Given task:
Leave out the pictures and return every entry exactly as it appears.

Records for the task:
───

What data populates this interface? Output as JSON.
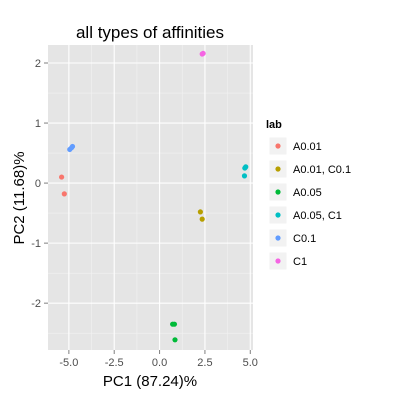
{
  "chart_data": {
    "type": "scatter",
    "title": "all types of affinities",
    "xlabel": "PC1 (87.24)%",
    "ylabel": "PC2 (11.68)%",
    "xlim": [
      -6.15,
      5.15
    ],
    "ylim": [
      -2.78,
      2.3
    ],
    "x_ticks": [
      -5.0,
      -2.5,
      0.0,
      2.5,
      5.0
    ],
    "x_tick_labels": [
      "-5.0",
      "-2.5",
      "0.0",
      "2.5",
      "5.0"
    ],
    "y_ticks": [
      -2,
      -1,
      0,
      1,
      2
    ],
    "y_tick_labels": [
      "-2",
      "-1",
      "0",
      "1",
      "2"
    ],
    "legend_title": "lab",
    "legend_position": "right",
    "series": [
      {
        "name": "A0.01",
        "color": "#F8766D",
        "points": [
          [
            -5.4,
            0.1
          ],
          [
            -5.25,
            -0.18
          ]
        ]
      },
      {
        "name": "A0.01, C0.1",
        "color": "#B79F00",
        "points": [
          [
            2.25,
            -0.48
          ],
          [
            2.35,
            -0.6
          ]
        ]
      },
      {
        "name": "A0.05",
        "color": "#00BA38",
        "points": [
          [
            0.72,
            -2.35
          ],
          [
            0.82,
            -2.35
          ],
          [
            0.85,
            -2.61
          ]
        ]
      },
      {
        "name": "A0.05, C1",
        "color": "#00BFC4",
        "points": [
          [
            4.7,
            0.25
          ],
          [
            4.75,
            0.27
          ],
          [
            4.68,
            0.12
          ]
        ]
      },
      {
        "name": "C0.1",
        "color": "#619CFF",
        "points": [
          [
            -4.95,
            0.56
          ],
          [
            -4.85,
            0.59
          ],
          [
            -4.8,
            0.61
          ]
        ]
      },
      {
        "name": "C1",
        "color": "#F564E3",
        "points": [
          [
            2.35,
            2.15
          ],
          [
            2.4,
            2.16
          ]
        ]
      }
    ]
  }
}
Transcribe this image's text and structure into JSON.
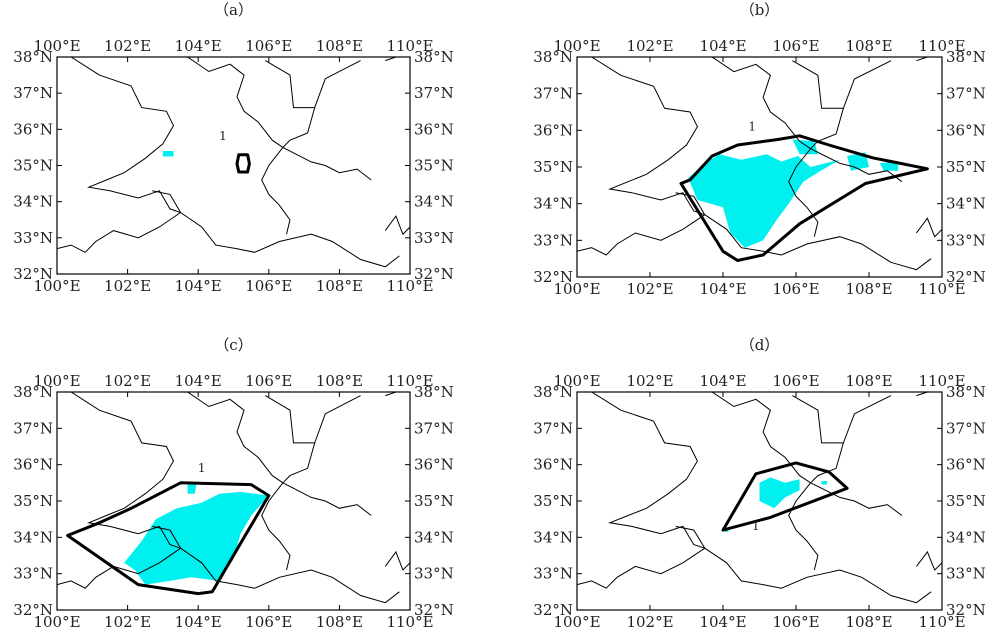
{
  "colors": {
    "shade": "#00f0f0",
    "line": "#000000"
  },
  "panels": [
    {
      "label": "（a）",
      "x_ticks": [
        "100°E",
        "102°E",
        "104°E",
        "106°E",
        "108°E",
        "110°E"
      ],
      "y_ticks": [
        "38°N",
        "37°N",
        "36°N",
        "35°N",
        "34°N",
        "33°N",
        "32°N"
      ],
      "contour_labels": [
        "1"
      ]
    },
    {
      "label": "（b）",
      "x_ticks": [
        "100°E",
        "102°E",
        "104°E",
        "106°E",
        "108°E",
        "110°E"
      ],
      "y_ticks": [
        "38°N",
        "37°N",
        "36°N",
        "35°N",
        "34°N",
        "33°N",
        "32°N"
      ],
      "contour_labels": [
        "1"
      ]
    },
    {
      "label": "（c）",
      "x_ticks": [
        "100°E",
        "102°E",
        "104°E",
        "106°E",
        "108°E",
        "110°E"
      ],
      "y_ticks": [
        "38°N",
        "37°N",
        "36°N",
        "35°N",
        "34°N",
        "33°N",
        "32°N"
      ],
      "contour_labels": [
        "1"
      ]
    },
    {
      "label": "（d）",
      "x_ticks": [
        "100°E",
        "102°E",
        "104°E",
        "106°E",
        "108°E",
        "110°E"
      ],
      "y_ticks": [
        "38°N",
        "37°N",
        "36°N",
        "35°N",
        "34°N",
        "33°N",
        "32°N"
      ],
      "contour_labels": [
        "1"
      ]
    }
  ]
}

───

Full response:
What data populates this interface? Output as JSON.
{
  "chart_data": {
    "type": "scatter",
    "title": "all types of affinities",
    "xlabel": "PC1 (87.24)%",
    "ylabel": "PC2 (11.68)%",
    "xlim": [
      -6.15,
      5.15
    ],
    "ylim": [
      -2.78,
      2.3
    ],
    "x_ticks": [
      -5.0,
      -2.5,
      0.0,
      2.5,
      5.0
    ],
    "x_tick_labels": [
      "-5.0",
      "-2.5",
      "0.0",
      "2.5",
      "5.0"
    ],
    "y_ticks": [
      -2,
      -1,
      0,
      1,
      2
    ],
    "y_tick_labels": [
      "-2",
      "-1",
      "0",
      "1",
      "2"
    ],
    "legend_title": "lab",
    "legend_position": "right",
    "series": [
      {
        "name": "A0.01",
        "color": "#F8766D",
        "points": [
          [
            -5.4,
            0.1
          ],
          [
            -5.25,
            -0.18
          ]
        ]
      },
      {
        "name": "A0.01, C0.1",
        "color": "#B79F00",
        "points": [
          [
            2.25,
            -0.48
          ],
          [
            2.35,
            -0.6
          ]
        ]
      },
      {
        "name": "A0.05",
        "color": "#00BA38",
        "points": [
          [
            0.72,
            -2.35
          ],
          [
            0.82,
            -2.35
          ],
          [
            0.85,
            -2.61
          ]
        ]
      },
      {
        "name": "A0.05, C1",
        "color": "#00BFC4",
        "points": [
          [
            4.7,
            0.25
          ],
          [
            4.75,
            0.27
          ],
          [
            4.68,
            0.12
          ]
        ]
      },
      {
        "name": "C0.1",
        "color": "#619CFF",
        "points": [
          [
            -4.95,
            0.56
          ],
          [
            -4.85,
            0.59
          ],
          [
            -4.8,
            0.61
          ]
        ]
      },
      {
        "name": "C1",
        "color": "#F564E3",
        "points": [
          [
            2.35,
            2.15
          ],
          [
            2.4,
            2.16
          ]
        ]
      }
    ]
  }
}
Transcribe this image's text and structure into JSON.
{
  "colors": {
    "shade": "#00f0f0",
    "line": "#000000"
  },
  "panels": [
    {
      "label": "（a）",
      "x_ticks": [
        "100°E",
        "102°E",
        "104°E",
        "106°E",
        "108°E",
        "110°E"
      ],
      "y_ticks": [
        "38°N",
        "37°N",
        "36°N",
        "35°N",
        "34°N",
        "33°N",
        "32°N"
      ],
      "contour_labels": [
        "1"
      ]
    },
    {
      "label": "（b）",
      "x_ticks": [
        "100°E",
        "102°E",
        "104°E",
        "106°E",
        "108°E",
        "110°E"
      ],
      "y_ticks": [
        "38°N",
        "37°N",
        "36°N",
        "35°N",
        "34°N",
        "33°N",
        "32°N"
      ],
      "contour_labels": [
        "1"
      ]
    },
    {
      "label": "（c）",
      "x_ticks": [
        "100°E",
        "102°E",
        "104°E",
        "106°E",
        "108°E",
        "110°E"
      ],
      "y_ticks": [
        "38°N",
        "37°N",
        "36°N",
        "35°N",
        "34°N",
        "33°N",
        "32°N"
      ],
      "contour_labels": [
        "1"
      ]
    },
    {
      "label": "（d）",
      "x_ticks": [
        "100°E",
        "102°E",
        "104°E",
        "106°E",
        "108°E",
        "110°E"
      ],
      "y_ticks": [
        "38°N",
        "37°N",
        "36°N",
        "35°N",
        "34°N",
        "33°N",
        "32°N"
      ],
      "contour_labels": [
        "1"
      ]
    }
  ]
}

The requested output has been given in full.